GIVEN INSTRUCTION:
Among the entries below, count the lines that contain the word "document". Write down only the total.

Dataset entries:
# # #

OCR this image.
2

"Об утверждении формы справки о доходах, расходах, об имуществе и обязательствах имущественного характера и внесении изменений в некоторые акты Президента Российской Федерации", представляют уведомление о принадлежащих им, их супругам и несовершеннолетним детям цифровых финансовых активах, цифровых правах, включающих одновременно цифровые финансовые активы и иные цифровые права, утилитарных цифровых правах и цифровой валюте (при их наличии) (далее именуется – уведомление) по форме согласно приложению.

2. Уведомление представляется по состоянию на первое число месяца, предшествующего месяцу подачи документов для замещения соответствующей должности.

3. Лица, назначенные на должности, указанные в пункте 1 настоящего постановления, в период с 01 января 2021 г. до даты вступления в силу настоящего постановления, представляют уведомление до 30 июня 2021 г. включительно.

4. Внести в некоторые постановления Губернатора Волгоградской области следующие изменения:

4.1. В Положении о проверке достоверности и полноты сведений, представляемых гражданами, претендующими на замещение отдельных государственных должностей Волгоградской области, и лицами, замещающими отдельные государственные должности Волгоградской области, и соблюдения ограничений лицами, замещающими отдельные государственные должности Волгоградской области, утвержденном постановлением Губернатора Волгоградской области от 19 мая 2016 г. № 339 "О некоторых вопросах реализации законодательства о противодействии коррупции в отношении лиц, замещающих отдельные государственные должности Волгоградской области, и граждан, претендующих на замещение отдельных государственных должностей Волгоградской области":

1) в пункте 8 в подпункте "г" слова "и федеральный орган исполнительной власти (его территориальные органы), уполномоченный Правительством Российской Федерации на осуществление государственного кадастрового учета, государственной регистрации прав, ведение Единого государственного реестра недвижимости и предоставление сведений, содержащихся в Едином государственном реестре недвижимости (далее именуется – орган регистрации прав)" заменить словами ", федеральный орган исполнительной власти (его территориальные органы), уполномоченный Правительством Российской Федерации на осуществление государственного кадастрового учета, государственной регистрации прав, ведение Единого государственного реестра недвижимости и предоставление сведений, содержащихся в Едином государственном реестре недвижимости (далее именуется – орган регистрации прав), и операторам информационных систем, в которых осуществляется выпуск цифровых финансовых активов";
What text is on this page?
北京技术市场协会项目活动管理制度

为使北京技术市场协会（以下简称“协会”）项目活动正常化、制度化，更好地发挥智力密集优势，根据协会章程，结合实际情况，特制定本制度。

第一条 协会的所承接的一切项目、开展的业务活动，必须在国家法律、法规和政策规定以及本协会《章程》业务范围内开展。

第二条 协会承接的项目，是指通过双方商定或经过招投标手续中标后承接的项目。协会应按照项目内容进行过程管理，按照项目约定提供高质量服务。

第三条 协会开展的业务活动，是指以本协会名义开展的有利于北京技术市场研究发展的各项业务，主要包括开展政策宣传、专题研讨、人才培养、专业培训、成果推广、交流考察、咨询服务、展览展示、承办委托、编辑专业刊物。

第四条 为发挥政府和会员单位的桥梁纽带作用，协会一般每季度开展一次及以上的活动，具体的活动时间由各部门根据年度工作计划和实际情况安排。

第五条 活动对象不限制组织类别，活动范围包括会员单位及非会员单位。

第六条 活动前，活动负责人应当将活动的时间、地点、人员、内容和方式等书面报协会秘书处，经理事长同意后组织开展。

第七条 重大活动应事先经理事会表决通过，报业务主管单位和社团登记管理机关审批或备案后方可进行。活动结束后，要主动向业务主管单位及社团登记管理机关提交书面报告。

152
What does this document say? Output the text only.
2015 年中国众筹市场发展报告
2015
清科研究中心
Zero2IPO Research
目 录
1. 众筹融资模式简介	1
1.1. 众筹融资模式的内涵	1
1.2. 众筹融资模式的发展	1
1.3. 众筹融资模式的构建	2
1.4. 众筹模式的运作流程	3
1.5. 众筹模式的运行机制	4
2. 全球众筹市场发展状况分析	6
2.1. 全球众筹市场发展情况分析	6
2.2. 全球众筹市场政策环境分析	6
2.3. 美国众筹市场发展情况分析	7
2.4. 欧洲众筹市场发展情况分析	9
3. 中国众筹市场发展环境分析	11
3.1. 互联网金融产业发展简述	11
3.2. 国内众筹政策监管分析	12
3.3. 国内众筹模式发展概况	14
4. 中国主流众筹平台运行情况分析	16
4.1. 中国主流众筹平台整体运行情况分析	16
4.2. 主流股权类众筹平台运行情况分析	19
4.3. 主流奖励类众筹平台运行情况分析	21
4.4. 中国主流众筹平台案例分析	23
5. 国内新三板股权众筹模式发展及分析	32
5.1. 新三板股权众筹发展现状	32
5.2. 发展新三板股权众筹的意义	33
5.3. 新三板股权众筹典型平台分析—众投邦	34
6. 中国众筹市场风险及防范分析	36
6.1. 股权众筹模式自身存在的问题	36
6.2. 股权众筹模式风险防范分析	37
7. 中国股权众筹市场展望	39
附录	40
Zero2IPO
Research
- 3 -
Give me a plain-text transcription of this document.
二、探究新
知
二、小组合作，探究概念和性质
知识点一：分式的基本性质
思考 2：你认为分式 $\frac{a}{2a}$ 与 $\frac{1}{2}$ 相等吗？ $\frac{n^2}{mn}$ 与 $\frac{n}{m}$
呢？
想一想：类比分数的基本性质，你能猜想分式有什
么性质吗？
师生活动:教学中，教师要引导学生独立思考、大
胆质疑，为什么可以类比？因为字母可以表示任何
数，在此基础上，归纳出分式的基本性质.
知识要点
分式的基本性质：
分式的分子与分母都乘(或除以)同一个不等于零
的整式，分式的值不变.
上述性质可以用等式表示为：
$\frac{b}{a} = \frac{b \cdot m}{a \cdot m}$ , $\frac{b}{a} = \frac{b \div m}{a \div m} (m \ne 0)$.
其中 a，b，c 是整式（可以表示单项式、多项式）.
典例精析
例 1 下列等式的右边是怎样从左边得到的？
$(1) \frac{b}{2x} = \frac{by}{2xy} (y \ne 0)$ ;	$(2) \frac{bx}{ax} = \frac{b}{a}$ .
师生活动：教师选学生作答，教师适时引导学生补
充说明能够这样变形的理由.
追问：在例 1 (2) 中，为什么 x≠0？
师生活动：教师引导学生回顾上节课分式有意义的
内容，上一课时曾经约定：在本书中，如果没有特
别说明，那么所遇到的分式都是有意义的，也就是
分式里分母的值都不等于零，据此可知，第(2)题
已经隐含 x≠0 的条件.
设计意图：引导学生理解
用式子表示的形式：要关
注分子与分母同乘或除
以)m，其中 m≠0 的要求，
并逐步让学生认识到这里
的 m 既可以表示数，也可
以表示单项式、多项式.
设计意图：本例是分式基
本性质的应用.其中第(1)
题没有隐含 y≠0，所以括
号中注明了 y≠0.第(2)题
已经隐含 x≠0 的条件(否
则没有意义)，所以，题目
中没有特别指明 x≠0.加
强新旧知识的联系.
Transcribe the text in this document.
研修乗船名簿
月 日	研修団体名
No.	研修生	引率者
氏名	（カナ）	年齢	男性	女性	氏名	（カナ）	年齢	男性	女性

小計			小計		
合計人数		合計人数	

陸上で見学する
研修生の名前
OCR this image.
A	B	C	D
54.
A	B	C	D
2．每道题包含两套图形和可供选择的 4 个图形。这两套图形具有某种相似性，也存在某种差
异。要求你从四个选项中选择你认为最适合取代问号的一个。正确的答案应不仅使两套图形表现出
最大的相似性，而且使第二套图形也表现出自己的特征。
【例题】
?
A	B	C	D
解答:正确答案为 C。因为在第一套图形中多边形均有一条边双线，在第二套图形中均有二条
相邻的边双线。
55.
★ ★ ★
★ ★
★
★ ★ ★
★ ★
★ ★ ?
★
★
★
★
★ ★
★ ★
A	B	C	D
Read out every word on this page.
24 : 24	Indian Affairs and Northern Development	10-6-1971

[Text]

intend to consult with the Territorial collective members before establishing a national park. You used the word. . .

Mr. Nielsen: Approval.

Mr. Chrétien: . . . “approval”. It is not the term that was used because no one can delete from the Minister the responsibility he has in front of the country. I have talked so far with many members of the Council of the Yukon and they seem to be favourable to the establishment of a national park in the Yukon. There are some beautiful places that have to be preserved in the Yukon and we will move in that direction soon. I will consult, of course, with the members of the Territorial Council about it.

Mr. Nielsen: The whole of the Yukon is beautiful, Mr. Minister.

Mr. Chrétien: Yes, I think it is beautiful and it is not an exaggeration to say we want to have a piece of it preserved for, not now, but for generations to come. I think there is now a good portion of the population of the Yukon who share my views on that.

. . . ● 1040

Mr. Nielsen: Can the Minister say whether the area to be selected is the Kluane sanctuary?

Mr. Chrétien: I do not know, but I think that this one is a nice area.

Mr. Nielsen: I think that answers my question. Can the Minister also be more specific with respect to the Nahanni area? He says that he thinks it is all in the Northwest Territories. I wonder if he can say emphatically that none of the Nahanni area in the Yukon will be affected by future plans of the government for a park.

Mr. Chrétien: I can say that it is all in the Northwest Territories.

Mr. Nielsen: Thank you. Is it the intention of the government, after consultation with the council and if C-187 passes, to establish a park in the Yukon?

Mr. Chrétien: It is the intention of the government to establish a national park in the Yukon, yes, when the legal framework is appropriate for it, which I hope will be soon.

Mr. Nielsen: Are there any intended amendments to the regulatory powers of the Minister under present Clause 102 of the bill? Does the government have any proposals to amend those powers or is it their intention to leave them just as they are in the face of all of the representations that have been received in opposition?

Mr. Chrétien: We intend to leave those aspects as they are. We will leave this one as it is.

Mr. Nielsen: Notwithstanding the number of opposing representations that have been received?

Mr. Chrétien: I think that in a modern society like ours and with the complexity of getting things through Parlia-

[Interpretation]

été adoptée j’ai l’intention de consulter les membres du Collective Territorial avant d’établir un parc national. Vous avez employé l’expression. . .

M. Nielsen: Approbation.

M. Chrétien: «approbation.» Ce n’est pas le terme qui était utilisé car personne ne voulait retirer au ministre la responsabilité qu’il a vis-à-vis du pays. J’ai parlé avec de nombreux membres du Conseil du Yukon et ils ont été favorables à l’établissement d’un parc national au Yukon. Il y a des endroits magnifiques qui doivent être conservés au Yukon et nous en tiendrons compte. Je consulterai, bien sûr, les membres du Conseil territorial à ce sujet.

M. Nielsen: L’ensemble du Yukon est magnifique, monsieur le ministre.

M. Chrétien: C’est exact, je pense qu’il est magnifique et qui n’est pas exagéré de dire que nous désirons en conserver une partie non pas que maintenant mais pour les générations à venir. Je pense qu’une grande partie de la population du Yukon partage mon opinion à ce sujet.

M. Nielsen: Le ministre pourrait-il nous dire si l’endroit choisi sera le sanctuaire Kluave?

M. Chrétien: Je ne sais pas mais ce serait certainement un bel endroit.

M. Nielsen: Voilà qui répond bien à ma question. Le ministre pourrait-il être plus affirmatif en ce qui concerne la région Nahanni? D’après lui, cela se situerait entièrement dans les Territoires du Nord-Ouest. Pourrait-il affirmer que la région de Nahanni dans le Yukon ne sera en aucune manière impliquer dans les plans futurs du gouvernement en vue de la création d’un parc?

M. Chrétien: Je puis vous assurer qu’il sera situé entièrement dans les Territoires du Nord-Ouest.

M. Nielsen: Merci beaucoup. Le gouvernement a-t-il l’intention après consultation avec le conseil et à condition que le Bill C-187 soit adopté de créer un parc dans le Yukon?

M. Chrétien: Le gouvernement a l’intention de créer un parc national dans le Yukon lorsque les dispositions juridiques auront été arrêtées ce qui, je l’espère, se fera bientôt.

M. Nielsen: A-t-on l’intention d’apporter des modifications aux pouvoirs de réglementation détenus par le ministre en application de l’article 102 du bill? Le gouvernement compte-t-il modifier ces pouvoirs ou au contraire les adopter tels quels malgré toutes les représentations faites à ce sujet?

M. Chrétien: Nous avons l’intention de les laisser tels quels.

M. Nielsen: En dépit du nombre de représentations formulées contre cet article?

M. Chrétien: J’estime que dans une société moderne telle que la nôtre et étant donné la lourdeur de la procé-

# # #

SOLVED PROBLEM:
3